◆ Exercise:
Retype everything in the listing, leaving each line exactly as it is.

◆ Stored data entries:
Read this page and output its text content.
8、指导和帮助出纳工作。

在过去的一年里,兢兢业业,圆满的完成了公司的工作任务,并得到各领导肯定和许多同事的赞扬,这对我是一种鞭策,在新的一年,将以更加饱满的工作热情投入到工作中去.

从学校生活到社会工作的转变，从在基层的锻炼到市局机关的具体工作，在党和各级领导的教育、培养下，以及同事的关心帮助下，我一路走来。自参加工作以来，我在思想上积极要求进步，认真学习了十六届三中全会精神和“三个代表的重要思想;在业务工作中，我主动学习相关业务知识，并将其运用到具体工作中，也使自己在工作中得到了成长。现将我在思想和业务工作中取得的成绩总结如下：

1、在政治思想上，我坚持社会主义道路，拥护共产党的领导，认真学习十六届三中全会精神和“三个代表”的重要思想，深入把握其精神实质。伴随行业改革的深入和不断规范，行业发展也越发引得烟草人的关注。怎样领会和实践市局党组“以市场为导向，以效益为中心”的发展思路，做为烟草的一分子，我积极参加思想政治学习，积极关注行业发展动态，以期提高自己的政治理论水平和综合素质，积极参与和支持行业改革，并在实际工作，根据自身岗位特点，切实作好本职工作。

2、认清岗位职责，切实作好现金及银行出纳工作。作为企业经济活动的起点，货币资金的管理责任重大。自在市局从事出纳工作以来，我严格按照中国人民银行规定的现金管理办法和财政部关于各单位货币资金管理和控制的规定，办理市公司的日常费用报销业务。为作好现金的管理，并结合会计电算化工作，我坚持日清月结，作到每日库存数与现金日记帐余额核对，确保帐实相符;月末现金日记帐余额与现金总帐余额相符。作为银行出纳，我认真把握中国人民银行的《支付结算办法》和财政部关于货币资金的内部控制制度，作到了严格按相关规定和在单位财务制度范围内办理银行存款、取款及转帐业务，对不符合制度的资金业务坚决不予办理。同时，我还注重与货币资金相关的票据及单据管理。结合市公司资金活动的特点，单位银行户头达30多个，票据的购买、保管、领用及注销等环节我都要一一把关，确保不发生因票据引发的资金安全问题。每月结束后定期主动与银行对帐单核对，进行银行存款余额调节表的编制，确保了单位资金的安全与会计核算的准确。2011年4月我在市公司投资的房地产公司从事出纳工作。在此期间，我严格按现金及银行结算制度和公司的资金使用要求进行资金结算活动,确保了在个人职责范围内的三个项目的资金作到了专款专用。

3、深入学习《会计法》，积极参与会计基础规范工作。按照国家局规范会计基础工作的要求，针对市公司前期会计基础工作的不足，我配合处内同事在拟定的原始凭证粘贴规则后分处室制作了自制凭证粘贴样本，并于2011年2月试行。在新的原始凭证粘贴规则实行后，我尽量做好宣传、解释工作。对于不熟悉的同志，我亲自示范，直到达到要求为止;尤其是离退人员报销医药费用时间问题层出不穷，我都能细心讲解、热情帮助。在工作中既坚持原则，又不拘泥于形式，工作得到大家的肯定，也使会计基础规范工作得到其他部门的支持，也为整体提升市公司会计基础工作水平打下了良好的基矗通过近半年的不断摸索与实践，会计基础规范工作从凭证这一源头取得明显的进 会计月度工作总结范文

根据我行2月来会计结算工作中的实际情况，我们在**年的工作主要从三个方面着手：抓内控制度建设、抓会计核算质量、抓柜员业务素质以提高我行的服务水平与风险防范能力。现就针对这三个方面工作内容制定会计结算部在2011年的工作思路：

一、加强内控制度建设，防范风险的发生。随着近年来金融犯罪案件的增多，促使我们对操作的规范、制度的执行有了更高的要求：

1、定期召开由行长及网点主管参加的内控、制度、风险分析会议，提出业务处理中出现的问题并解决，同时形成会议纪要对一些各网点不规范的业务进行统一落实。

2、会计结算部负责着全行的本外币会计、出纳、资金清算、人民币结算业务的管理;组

◆ Full answer:
Read this page and output its text content.
8、指导和帮助出纳工作。

在过去的一年里,兢兢业业,圆满的完成了公司的工作任务,并得到各领导肯定和许多同事的赞扬,这对我是一种鞭策,在新的一年,将以更加饱满的工作热情投入到工作中去.

从学校生活到社会工作的转变，从在基层的锻炼到市局机关的具体工作，在党和各级领导的教育、培养下，以及同事的关心帮助下，我一路走来。自参加工作以来，我在思想上积极要求进步，认真学习了十六届三中全会精神和“三个代表的重要思想;在业务工作中，我主动学习相关业务知识，并将其运用到具体工作中，也使自己在工作中得到了成长。现将我在思想和业务工作中取得的成绩总结如下：

1、在政治思想上，我坚持社会主义道路，拥护共产党的领导，认真学习十六届三中全会精神和“三个代表”的重要思想，深入把握其精神实质。伴随行业改革的深入和不断规范，行业发展也越发引得烟草人的关注。怎样领会和实践市局党组“以市场为导向，以效益为中心”的发展思路，做为烟草的一分子，我积极参加思想政治学习，积极关注行业发展动态，以期提高自己的政治理论水平和综合素质，积极参与和支持行业改革，并在实际工作，根据自身岗位特点，切实作好本职工作。

2、认清岗位职责，切实作好现金及银行出纳工作。作为企业经济活动的起点，货币资金的管理责任重大。自在市局从事出纳工作以来，我严格按照中国人民银行规定的现金管理办法和财政部关于各单位货币资金管理和控制的规定，办理市公司的日常费用报销业务。为作好现金的管理，并结合会计电算化工作，我坚持日清月结，作到每日库存数与现金日记帐余额核对，确保帐实相符;月末现金日记帐余额与现金总帐余额相符。作为银行出纳，我认真把握中国人民银行的《支付结算办法》和财政部关于货币资金的内部控制制度，作到了严格按相关规定和在单位财务制度范围内办理银行存款、取款及转帐业务，对不符合制度的资金业务坚决不予办理。同时，我还注重与货币资金相关的票据及单据管理。结合市公司资金活动的特点，单位银行户头达30多个，票据的购买、保管、领用及注销等环节我都要一一把关，确保不发生因票据引发的资金安全问题。每月结束后定期主动与银行对帐单核对，进行银行存款余额调节表的编制，确保了单位资金的安全与会计核算的准确。2011年4月我在市公司投资的房地产公司从事出纳工作。在此期间，我严格按现金及银行结算制度和公司的资金使用要求进行资金结算活动,确保了在个人职责范围内的三个项目的资金作到了专款专用。

3、深入学习《会计法》，积极参与会计基础规范工作。按照国家局规范会计基础工作的要求，针对市公司前期会计基础工作的不足，我配合处内同事在拟定的原始凭证粘贴规则后分处室制作了自制凭证粘贴样本，并于2011年2月试行。在新的原始凭证粘贴规则实行后，我尽量做好宣传、解释工作。对于不熟悉的同志，我亲自示范，直到达到要求为止;尤其是离退人员报销医药费用时间问题层出不穷，我都能细心讲解、热情帮助。在工作中既坚持原则，又不拘泥于形式，工作得到大家的肯定，也使会计基础规范工作得到其他部门的支持，也为整体提升市公司会计基础工作水平打下了良好的基矗通过近半年的不断摸索与实践，会计基础规范工作从凭证这一源头取得明显的进 会计月度工作总结范文

根据我行2月来会计结算工作中的实际情况，我们在**年的工作主要从三个方面着手：抓内控制度建设、抓会计核算质量、抓柜员业务素质以提高我行的服务水平与风险防范能力。现就针对这三个方面工作内容制定会计结算部在2011年的工作思路：

一、加强内控制度建设，防范风险的发生。随着近年来金融犯罪案件的增多，促使我们对操作的规范、制度的执行有了更高的要求：

1、定期召开由行长及网点主管参加的内控、制度、风险分析会议，提出业务处理中出现的问题并解决，同时形成会议纪要对一些各网点不规范的业务进行统一落实。

2、会计结算部负责着全行的本外币会计、出纳、资金清算、人民币结算业务的管理;组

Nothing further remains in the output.